## Required action 1:
From the commentary on class size in the Omaha Public Schools, write out the passage starting at "That’s why test" and ending at "to the district.".
## Required action 2:
Restate as a short bulleted list the paragraph of the class-size commentary that begins "OPS already has its smallest class sizes," keeping its main facts.
## Required action 3:
Extend the commentary on class size in the Omaha Public Schools, picking up after its final line.

THE CRUEL AND EXPENSIVE MYTH
OF SMALLER CLASS SIZE

Happy George Washington’s Birthday! Remember how our first President could not tell a lie? That brings up the sad, strange story of teeny, tiny class size – the highly expensive and highly ineffective panacea that is part of the claim for needing more money by the Omaha Public Schools.

Through its equity lawsuit and its attempt to take over neighboring suburban districts, OPS claims disadvantaged kids need more adults per pupil in to learn to read, write and figure.

Go figure.

The evidence says otherwise. (See the link at the bottom of this story.) If little old moms and taxpayers like me can find that out easily, OPS has no excuse for pretending not to know.

It’s not more people. It’s the right teaching methods. OPS could easily switch to a back-to-the-basics style of instilling literacy and numeracy in disadvantaged kids, giving them the long-sought level playing field they deserve. But noooo. Instead, it just wants more and more money to keep doing more and more of the wrong-headed things, involving social engineering and Political Correctness, that have been demonstrated time and time again not to help a whit.

That’s why test scores in many OPS schools have actually gone DOWN despite markedly increased spending in the last few years.

OPS already has its smallest class sizes by far in the schools that are struggling the most. That means it has put much more staff in those schools than in the schools with better test scores. In the last five years, according to the OPS budget (
www.ops.org/budget), the OPS staff has grown from 5,866 people to 6,428, an increase of 9.5%. Most of that staffing increase has gone for services to low-income and non-English speaking kids, according to the district.

So now, if they get more money from the lawsuit or the consolidation try, no doubt they will use it to hire even more staff and make class sizes even smaller in the 23 or so inner-city, struggling schools. With average teacher salaries in OPS at $40,020 (2004-05 figure), adding still more staff per pupil can get mighty expensive in a hurry.

Yet what are we really getting for the extra expense, estimated based on a Coopers & Lybrand school-by-school study a few years ago at $1,500 more per pupil in the inner-city schools than in the rest of OPS? Ironically, the smaller the class size, the worse the test scores. Consider the standardized test scores and pupil-to-teacher ratios of the top five OPS grade schools in terms of test scores, and the bottom five:

1. Columbian 96th percentile 22.07 pupils per teacher
2. Fullerton 93rd percentile 22.58 pupils per teacher
3. Harrison 90th percentile 18.33 pupils per teacher
4. Dundee 87th percentile 20.83 pupils per teacher
5. Picotte 87th percentile 19.37 pupils per teacher

58. Druid Hill 33rd percentile 15.42 pupils per teacher
59. Liberty 33rd percentile 14.29 pupils per teacher
60. Kennedy 30th percentile 13.29 pupils per teacher
61. Wakonda 30th percentile 13.53 pupils per teacher
62. Miller Park 28th percentile 12.54 pupils per teacher

(California Achievement Test scores from the Aug. 8, 2005, World-Herald, and K-6 pupil-teacher ratio data from
www.ops.org/research/Class%20Size%2005.pdf)

## Entries supplied:

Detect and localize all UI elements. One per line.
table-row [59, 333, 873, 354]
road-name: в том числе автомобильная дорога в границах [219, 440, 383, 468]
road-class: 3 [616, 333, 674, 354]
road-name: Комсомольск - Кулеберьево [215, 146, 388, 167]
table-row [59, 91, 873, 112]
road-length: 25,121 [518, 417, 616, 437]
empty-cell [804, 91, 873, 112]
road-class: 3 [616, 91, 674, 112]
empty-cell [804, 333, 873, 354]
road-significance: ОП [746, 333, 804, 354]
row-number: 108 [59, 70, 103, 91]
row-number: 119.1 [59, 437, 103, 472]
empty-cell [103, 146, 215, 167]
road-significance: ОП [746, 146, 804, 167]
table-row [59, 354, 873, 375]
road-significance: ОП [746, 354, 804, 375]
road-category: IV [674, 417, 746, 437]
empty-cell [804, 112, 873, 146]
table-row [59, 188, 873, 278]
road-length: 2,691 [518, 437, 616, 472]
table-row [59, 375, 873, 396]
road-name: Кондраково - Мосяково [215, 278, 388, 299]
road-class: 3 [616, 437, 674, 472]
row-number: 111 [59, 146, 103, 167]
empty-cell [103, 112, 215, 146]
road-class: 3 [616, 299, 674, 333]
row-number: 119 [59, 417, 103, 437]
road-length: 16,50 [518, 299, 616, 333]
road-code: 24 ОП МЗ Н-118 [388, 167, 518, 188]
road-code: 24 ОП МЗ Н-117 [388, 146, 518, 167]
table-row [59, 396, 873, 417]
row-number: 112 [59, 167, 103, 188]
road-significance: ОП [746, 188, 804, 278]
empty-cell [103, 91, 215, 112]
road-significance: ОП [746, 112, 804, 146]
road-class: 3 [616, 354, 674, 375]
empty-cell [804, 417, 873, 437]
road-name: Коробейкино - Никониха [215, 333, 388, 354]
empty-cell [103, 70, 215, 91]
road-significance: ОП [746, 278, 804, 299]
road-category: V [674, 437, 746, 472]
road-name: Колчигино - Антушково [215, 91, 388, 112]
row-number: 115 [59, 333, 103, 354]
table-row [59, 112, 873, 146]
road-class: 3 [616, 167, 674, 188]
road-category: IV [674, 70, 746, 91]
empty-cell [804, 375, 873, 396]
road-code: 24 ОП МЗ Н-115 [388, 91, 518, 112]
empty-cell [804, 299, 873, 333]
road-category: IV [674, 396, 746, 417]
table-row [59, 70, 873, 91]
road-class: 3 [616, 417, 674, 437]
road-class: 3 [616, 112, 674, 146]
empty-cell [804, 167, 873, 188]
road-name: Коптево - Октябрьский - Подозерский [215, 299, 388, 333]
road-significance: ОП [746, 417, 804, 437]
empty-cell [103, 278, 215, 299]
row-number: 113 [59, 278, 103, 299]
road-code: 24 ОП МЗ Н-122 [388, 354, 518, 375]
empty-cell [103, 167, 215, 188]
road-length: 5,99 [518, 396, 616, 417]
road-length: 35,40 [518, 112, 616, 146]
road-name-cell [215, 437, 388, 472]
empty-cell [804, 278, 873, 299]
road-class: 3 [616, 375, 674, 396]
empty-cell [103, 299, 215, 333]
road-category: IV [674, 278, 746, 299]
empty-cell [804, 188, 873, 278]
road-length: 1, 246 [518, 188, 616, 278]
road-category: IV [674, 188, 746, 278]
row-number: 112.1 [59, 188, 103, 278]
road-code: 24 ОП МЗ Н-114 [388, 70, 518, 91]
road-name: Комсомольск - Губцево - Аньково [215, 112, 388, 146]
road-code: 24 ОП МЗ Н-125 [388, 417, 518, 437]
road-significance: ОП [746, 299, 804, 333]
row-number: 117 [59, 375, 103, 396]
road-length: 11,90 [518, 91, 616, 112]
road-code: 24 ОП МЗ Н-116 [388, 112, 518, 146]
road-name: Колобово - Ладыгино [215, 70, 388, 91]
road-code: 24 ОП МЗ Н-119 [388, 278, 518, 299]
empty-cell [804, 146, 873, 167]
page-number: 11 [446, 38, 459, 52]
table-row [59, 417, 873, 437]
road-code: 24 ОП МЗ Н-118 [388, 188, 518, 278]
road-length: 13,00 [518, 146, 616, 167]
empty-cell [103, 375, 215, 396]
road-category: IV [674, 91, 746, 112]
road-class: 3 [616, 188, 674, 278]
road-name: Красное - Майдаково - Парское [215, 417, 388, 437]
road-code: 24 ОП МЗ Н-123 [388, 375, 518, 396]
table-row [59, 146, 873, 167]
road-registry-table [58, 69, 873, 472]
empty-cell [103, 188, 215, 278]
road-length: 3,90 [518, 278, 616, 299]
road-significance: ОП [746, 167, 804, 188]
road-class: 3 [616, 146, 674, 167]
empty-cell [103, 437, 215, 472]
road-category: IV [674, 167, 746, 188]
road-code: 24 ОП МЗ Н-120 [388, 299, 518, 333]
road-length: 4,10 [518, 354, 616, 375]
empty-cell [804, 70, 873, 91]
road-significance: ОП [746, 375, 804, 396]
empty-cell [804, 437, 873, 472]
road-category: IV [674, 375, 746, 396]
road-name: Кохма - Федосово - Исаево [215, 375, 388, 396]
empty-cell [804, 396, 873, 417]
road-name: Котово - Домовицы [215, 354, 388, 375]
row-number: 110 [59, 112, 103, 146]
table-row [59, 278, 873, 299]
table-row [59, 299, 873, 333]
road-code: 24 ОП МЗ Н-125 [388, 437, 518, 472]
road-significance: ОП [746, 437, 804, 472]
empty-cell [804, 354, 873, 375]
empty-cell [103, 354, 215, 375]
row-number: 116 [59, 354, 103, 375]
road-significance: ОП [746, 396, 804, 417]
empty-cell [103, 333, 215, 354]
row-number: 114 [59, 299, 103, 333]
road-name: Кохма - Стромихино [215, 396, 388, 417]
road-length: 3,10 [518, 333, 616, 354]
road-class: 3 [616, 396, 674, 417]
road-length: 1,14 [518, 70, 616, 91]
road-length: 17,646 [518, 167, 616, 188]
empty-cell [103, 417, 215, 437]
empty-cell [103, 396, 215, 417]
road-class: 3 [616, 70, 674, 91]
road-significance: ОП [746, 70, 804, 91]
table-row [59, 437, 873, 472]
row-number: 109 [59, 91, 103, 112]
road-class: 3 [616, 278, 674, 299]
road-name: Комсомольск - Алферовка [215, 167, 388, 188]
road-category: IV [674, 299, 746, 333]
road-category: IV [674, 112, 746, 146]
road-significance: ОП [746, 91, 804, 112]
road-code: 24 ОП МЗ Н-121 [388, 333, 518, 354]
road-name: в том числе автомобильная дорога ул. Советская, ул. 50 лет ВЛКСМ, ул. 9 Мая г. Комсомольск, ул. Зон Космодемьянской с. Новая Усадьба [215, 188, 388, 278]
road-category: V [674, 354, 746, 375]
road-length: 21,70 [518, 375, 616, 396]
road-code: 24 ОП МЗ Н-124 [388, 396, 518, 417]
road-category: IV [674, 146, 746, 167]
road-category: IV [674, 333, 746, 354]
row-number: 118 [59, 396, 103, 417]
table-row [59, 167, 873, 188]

## Response box 1:
That’s why test scores in many OPS schools have actually gone DOWN despite markedly increased spending in the last few years.

OPS already has its smallest class sizes by far in the schools that are struggling the most. That means it has put much more staff in those schools than in the schools with better test scores. In the last five years, according to the OPS budget (
www.ops.org/budget), the OPS staff has grown from 5,866 people to 6,428, an increase of 9.5%. Most of that staffing increase has gone for services to low-income and non-English speaking kids, according to the district.

## Response box 2:
- OPS has its smallest class sizes by far in its most-struggling schools.
- Those schools therefore have much more staff than schools with better test scores.
- According to the OPS budget, staff grew over the last five years from 5,866 to 6,428, an increase of 9.5%.
- The district says most of that increase went to services for low-income and non-English-speaking children.

## Response box 3:
Remember, what government funds, government gets. There’s not a shred of evidence that more money in general, or more staff in particular, will do a thing to help these disadvantaged kids do better in school. In fact, the evidence shows the opposite – the larger the class size, the better the test scores.

Yet OPS is duping and deceiving its own parents and patrons into thinking that throwing more money at the problem is going to solve it. No sale. It hasn’t anywhere else. It won’t here. And when more money fails to bring disadvantaged children up to speed academically, the parents and the public erroneously blame the children – rather than the ineffective, overly expensive system that is doing the wrong things for the kids.

That’s why we really, really need to get these kids into private schools, where – eureka! – class sizes are much bigger but test scores are much higher. Why? Because the right methods are being used. The OPS mindset is just too far gone to be able to give low-income kids what they need.

Of course it is true that children from more advantaged homes with more income and more stability, and higher-IQ parents who are college educated, come to school with bigger vocabularies and better social skills than their disadvantaged peers. And it is also true that it is much easier to teach the basic skills of learning in the early grades to smaller groups of children than larger ones.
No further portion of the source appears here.